Given task. Your task is to copy each line that has the word "file".

(Dataset items)
◇ ◇ ◇ ◇
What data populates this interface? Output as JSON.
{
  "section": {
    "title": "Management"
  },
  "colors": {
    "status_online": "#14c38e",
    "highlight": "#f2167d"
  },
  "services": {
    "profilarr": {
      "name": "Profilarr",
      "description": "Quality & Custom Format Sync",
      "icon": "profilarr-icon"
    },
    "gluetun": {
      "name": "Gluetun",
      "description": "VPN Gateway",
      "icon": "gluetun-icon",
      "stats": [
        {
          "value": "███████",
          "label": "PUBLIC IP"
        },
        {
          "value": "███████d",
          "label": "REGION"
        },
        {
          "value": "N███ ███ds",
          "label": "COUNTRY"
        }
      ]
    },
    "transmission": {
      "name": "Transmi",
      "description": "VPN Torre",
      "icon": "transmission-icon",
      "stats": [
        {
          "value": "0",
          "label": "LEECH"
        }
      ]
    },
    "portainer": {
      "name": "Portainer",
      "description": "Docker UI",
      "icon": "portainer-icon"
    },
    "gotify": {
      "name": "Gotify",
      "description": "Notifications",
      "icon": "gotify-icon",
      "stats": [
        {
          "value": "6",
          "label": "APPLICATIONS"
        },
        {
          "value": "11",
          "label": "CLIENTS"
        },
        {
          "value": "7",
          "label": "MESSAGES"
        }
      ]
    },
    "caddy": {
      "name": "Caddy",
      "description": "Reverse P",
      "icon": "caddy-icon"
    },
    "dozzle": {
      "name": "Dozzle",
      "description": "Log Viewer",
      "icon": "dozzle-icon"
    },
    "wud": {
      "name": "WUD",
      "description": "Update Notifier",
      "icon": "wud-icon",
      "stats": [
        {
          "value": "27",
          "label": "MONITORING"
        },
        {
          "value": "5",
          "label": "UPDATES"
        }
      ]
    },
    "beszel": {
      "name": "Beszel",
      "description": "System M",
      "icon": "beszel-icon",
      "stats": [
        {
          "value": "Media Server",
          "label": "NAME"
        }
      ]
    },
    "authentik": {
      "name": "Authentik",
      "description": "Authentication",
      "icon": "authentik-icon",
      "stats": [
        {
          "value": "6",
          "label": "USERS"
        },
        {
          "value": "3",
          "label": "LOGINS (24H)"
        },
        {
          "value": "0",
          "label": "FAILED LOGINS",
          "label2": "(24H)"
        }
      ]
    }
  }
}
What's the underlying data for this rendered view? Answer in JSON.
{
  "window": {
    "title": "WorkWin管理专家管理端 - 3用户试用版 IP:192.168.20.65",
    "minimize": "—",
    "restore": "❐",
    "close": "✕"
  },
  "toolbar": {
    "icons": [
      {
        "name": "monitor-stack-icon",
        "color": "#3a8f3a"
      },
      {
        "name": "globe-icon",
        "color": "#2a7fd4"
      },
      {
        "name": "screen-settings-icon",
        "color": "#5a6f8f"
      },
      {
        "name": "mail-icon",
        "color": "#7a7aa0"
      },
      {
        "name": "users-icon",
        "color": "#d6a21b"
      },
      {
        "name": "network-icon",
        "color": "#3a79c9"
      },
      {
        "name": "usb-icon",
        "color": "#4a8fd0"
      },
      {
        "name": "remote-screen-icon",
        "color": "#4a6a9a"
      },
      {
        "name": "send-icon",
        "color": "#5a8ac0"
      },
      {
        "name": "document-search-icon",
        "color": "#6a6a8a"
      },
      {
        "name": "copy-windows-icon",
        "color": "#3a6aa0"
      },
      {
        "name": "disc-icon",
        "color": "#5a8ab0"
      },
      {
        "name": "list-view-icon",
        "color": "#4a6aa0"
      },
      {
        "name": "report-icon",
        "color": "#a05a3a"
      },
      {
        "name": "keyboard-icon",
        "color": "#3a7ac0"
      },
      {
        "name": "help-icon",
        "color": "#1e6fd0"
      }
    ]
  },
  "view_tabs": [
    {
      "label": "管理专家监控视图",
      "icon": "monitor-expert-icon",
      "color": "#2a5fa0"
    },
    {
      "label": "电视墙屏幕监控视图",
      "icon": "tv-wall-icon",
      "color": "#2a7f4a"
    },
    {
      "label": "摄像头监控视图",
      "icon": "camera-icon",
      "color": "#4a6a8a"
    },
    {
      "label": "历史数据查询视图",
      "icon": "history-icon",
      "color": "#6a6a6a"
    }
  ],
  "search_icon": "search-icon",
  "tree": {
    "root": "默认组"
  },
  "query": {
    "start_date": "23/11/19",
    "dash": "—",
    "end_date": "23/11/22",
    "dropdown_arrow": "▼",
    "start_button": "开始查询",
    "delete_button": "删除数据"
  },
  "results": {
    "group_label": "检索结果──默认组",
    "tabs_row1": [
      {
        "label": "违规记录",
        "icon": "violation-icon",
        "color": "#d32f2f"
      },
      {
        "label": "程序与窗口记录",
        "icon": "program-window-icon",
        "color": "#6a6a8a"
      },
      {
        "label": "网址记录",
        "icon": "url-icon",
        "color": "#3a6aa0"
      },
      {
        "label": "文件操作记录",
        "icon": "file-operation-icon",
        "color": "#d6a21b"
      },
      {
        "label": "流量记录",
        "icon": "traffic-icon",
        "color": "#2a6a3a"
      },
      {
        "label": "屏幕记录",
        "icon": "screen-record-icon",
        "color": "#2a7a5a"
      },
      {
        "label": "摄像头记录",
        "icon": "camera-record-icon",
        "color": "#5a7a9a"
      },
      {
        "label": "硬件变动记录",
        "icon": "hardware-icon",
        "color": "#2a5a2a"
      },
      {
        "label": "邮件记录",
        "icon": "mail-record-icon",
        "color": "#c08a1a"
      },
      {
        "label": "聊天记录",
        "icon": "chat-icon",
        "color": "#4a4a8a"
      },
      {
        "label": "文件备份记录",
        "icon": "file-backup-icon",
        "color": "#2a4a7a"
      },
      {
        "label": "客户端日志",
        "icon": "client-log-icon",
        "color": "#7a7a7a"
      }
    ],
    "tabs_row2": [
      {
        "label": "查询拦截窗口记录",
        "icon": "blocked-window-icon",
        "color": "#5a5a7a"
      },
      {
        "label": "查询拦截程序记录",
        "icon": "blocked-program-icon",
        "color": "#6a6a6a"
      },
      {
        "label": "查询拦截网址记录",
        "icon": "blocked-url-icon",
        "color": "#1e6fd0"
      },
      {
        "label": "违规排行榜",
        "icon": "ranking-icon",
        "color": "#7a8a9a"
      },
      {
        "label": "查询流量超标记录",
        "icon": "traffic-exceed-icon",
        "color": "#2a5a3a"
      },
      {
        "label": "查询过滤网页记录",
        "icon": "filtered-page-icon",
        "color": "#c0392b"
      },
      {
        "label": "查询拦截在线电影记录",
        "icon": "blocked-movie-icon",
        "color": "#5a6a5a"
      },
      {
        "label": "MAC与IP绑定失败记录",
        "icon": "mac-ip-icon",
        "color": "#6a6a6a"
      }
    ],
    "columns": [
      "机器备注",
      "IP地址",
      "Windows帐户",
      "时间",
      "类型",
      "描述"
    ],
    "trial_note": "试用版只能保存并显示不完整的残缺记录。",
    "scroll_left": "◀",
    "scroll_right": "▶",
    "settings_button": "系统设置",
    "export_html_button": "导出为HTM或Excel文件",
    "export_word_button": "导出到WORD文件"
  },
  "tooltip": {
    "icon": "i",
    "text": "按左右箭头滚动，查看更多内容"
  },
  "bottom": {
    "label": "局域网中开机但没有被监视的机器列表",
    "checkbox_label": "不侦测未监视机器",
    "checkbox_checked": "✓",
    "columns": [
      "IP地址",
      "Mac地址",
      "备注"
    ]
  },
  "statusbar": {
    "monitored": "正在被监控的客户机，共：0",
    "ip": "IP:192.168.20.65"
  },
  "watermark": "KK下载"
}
◇ ◇ ◇ ◇
Final result.
        "icon": "file-operation-icon",
        "icon": "file-backup-icon",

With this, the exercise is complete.